◆ **REQUIREMENTS**
Would you repeat the listing exactly but omit every picture?

◆ **MATERIAL FOR THIS TASK**
+++
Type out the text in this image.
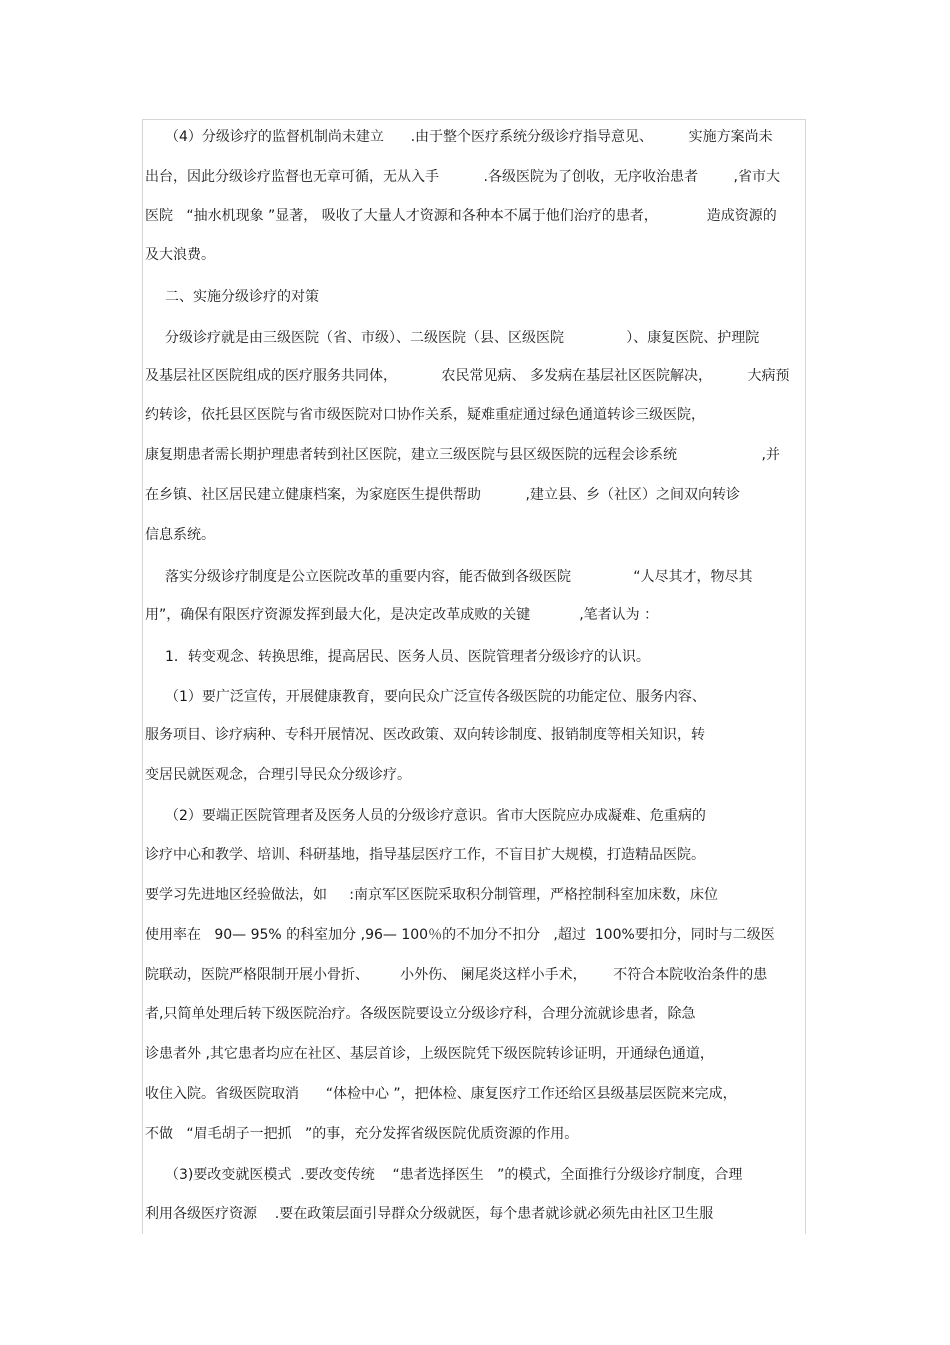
（4）分级诊疗的监督机制尚未建立      .由于整个医疗系统分级诊疗指导意见、        实施方案尚未
出台，因此分级诊疗监督也无章可循，无从入手          .各级医院为了创收，无序收治患者        ,省市大
医院   “抽水机现象 ”显著， 吸收了大量人才资源和各种本不属于他们治疗的患者，           造成资源的
及大浪费。
二、实施分级诊疗的对策
分级诊疗就是由三级医院（省、市级）、二级医院（县、区级医院              ）、康复医院、护理院
及基层社区医院组成的医疗服务共同体，          农民常见病、 多发病在基层社区医院解决，        大病预
约转诊，依托县区医院与省市级医院对口协作关系，疑难重症通过绿色通道转诊三级医院，
康复期患者需长期护理患者转到社区医院，建立三级医院与县区级医院的远程会诊系统                   ,并
在乡镇、社区居民建立健康档案，为家庭医生提供帮助          ,建立县、乡（社区）之间双向转诊
信息系统。
落实分级诊疗制度是公立医院改革的重要内容，能否做到各级医院              “人尽其才，物尽其
用”，确保有限医疗资源发挥到最大化，是决定改革成败的关键           ,笔者认为 ：
1．转变观念、转换思维，提高居民、医务人员、医院管理者分级诊疗的认识。
（1）要广泛宣传，开展健康教育，要向民众广泛宣传各级医院的功能定位、服务内容、
服务项目、诊疗病种、专科开展情况、医改政策、双向转诊制度、报销制度等相关知识，转
变居民就医观念，合理引导民众分级诊疗。
（2）要端正医院管理者及医务人员的分级诊疗意识。省市大医院应办成凝难、危重病的
诊疗中心和教学、培训、科研基地，指导基层医疗工作，不盲目扩大规模，打造精品医院。
要学习先进地区经验做法，如     :南京军区医院采取积分制管理，严格控制科室加床数，床位
使用率在   90— 95% 的科室加分 ,96— 100％的不加分不扣分   ,超过  100%要扣分，同时与二级医
院联动，医院严格限制开展小骨折、       小外伤、 阑尾炎这样小手术，      不符合本院收治条件的患
者,只简单处理后转下级医院治疗。各级医院要设立分级诊疗科，合理分流就诊患者，除急
诊患者外 ,其它患者均应在社区、基层首诊，上级医院凭下级医院转诊证明，开通绿色通道，
收住入院。省级医院取消      “体检中心 ”，把体检、康复医疗工作还给区县级基层医院来完成，
不做   “眉毛胡子一把抓   ”的事，充分发挥省级医院优质资源的作用。
（3)要改变就医模式  .要改变传统    “患者选择医生   ”的模式，全面推行分级诊疗制度，合理
利用各级医疗资源    .要在政策层面引导群众分级就医，每个患者就诊就必须先由社区卫生服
+++
◆ **RESULT OF THIS TASK**
Type out the text in this image.
（4）分级诊疗的监督机制尚未建立      .由于整个医疗系统分级诊疗指导意见、        实施方案尚未
出台，因此分级诊疗监督也无章可循，无从入手          .各级医院为了创收，无序收治患者        ,省市大
医院   “抽水机现象 ”显著， 吸收了大量人才资源和各种本不属于他们治疗的患者，           造成资源的
及大浪费。
二、实施分级诊疗的对策
分级诊疗就是由三级医院（省、市级）、二级医院（县、区级医院              ）、康复医院、护理院
及基层社区医院组成的医疗服务共同体，          农民常见病、 多发病在基层社区医院解决，        大病预
约转诊，依托县区医院与省市级医院对口协作关系，疑难重症通过绿色通道转诊三级医院，
康复期患者需长期护理患者转到社区医院，建立三级医院与县区级医院的远程会诊系统                   ,并
在乡镇、社区居民建立健康档案，为家庭医生提供帮助          ,建立县、乡（社区）之间双向转诊
信息系统。
落实分级诊疗制度是公立医院改革的重要内容，能否做到各级医院              “人尽其才，物尽其
用”，确保有限医疗资源发挥到最大化，是决定改革成败的关键           ,笔者认为 ：
1．转变观念、转换思维，提高居民、医务人员、医院管理者分级诊疗的认识。
（1）要广泛宣传，开展健康教育，要向民众广泛宣传各级医院的功能定位、服务内容、
服务项目、诊疗病种、专科开展情况、医改政策、双向转诊制度、报销制度等相关知识，转
变居民就医观念，合理引导民众分级诊疗。
（2）要端正医院管理者及医务人员的分级诊疗意识。省市大医院应办成凝难、危重病的
诊疗中心和教学、培训、科研基地，指导基层医疗工作，不盲目扩大规模，打造精品医院。
要学习先进地区经验做法，如     :南京军区医院采取积分制管理，严格控制科室加床数，床位
使用率在   90— 95% 的科室加分 ,96— 100％的不加分不扣分   ,超过  100%要扣分，同时与二级医
院联动，医院严格限制开展小骨折、       小外伤、 阑尾炎这样小手术，      不符合本院收治条件的患
者,只简单处理后转下级医院治疗。各级医院要设立分级诊疗科，合理分流就诊患者，除急
诊患者外 ,其它患者均应在社区、基层首诊，上级医院凭下级医院转诊证明，开通绿色通道，
收住入院。省级医院取消      “体检中心 ”，把体检、康复医疗工作还给区县级基层医院来完成，
不做   “眉毛胡子一把抓   ”的事，充分发挥省级医院优质资源的作用。
（3)要改变就医模式  .要改变传统    “患者选择医生   ”的模式，全面推行分级诊疗制度，合理
利用各级医疗资源    .要在政策层面引导群众分级就医，每个患者就诊就必须先由社区卫生服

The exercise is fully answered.